[Required work]
In the entries that follow, how many lines hold the string "JSON"? Give only that number.

:::::

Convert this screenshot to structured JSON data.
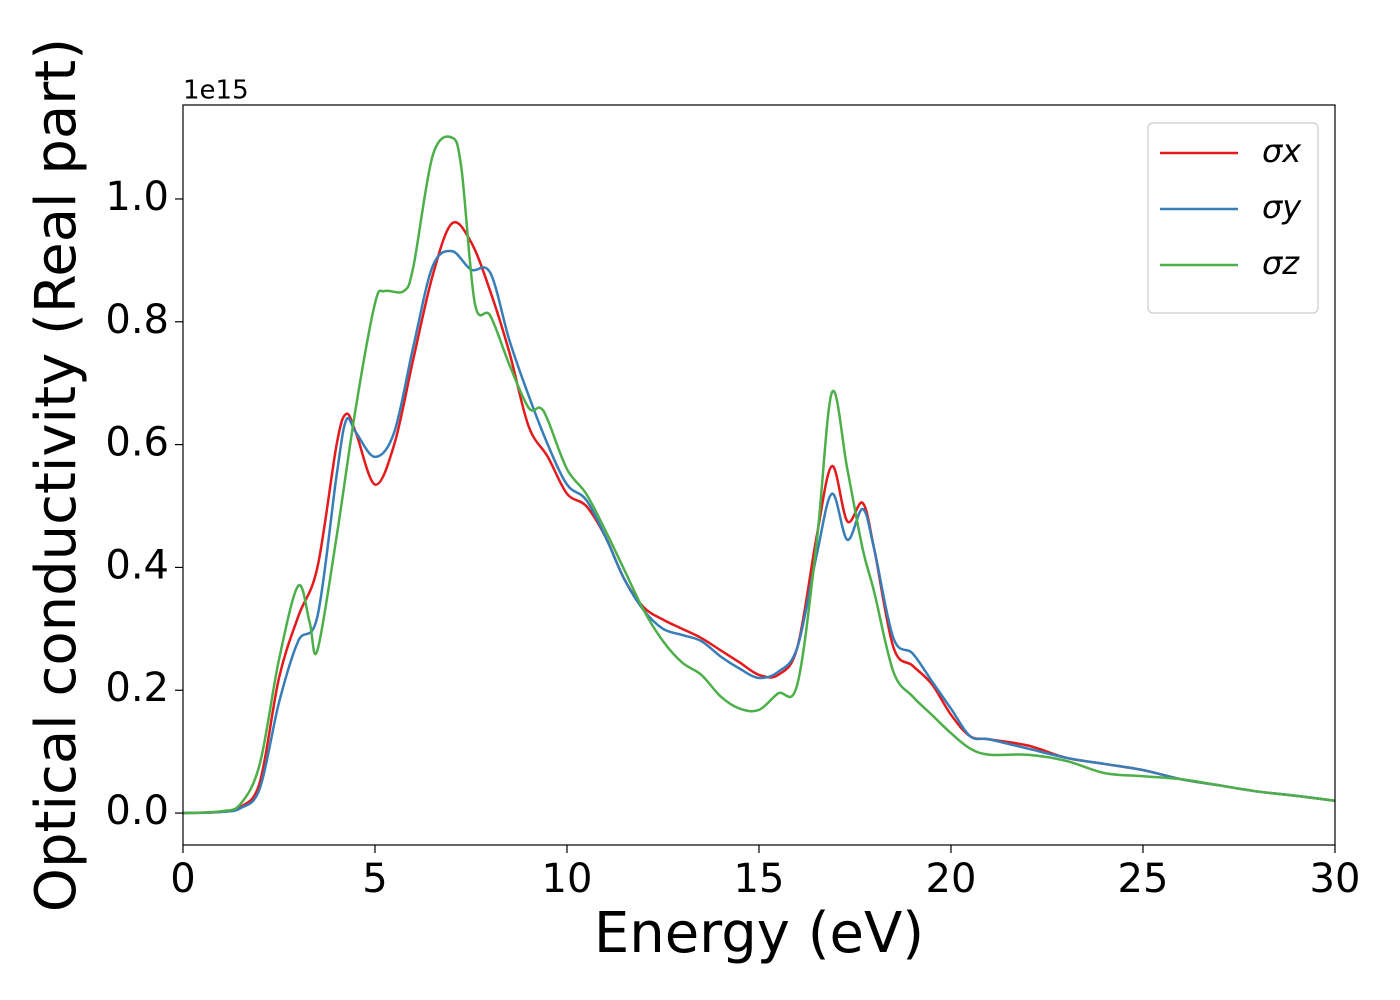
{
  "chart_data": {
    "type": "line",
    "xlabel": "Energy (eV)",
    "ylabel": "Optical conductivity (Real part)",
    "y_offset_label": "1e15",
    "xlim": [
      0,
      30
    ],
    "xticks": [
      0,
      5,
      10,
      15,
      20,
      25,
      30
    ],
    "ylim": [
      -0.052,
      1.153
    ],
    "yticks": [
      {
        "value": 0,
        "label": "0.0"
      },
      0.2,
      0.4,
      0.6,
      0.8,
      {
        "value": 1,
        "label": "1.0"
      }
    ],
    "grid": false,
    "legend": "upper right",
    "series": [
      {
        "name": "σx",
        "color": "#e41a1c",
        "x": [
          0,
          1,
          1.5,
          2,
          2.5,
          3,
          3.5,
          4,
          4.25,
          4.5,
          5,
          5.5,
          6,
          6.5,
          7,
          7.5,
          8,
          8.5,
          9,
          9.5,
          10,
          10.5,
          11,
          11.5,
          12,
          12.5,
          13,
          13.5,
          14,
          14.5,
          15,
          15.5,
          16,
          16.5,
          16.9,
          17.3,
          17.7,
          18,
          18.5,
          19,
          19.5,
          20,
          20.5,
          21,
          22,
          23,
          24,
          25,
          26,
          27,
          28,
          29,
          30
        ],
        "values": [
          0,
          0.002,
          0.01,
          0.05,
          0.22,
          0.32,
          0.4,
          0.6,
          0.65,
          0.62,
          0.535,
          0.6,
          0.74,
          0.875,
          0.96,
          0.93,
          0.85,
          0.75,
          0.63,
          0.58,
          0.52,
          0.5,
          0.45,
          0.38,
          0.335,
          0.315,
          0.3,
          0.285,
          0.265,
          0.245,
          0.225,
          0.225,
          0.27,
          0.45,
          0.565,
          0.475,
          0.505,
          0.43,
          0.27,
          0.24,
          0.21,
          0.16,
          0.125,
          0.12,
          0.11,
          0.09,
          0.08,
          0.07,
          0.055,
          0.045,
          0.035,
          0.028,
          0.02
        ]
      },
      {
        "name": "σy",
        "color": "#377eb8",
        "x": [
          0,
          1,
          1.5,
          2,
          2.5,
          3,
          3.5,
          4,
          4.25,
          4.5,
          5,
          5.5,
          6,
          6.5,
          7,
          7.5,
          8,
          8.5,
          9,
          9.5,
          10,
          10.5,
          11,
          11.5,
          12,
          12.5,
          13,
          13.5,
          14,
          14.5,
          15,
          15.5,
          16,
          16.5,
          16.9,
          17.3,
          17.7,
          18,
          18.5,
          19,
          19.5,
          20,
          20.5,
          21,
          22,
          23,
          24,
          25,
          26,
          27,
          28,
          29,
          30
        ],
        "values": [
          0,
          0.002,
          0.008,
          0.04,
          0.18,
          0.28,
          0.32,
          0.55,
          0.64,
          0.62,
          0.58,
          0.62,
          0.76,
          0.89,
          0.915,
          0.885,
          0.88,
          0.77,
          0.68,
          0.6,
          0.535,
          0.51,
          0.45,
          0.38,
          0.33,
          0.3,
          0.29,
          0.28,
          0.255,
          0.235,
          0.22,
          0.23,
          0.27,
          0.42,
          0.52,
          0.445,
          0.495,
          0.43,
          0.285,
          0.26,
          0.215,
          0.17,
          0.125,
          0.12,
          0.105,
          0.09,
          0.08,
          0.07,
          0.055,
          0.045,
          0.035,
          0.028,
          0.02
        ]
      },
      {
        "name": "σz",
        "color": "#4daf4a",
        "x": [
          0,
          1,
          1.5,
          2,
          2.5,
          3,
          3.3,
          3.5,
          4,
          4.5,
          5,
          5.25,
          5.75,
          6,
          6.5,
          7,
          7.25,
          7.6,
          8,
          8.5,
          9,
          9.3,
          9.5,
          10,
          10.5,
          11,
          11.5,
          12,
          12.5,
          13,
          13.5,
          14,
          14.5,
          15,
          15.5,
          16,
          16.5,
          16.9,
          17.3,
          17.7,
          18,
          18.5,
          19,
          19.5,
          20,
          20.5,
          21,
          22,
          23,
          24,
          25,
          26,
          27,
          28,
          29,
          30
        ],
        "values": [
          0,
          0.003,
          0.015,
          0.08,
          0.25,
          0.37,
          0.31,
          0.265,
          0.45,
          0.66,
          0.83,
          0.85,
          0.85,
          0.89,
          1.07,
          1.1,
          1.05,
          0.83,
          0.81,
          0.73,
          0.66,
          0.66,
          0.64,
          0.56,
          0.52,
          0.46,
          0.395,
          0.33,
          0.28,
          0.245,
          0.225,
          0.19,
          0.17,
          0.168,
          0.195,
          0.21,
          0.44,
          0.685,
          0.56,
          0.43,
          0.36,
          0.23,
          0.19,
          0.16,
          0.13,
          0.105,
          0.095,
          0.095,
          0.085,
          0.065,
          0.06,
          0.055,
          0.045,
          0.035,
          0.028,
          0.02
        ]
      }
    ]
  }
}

:::::

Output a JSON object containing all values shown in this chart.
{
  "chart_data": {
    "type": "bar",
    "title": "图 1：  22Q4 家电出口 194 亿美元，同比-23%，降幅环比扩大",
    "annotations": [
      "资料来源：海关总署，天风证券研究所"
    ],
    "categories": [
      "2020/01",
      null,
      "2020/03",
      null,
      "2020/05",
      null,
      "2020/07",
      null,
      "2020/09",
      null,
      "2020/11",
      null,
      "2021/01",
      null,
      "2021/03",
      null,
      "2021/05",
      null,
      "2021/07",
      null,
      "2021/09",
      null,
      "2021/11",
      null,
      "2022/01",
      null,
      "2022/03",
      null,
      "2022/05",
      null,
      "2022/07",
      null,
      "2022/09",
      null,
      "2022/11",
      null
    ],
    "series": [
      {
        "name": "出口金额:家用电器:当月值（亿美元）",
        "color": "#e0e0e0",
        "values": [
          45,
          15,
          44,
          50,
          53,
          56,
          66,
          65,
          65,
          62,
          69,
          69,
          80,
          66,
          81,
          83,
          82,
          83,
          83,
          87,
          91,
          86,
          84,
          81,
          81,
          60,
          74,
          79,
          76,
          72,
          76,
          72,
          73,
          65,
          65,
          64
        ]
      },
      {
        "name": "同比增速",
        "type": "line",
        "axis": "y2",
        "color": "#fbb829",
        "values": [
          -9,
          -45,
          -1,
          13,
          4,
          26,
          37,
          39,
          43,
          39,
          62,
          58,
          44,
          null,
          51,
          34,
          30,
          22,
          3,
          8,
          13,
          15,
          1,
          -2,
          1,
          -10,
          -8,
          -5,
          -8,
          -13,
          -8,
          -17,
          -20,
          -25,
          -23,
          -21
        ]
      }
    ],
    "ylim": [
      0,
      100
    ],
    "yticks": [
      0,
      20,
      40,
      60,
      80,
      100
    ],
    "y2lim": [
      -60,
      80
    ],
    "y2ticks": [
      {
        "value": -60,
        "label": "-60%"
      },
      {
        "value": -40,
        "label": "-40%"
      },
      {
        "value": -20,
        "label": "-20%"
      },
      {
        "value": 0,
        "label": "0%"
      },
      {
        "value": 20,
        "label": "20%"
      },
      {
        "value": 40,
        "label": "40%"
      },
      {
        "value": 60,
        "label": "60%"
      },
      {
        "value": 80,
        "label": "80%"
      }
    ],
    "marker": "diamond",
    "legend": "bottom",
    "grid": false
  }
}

:::::

[Exercise result]
2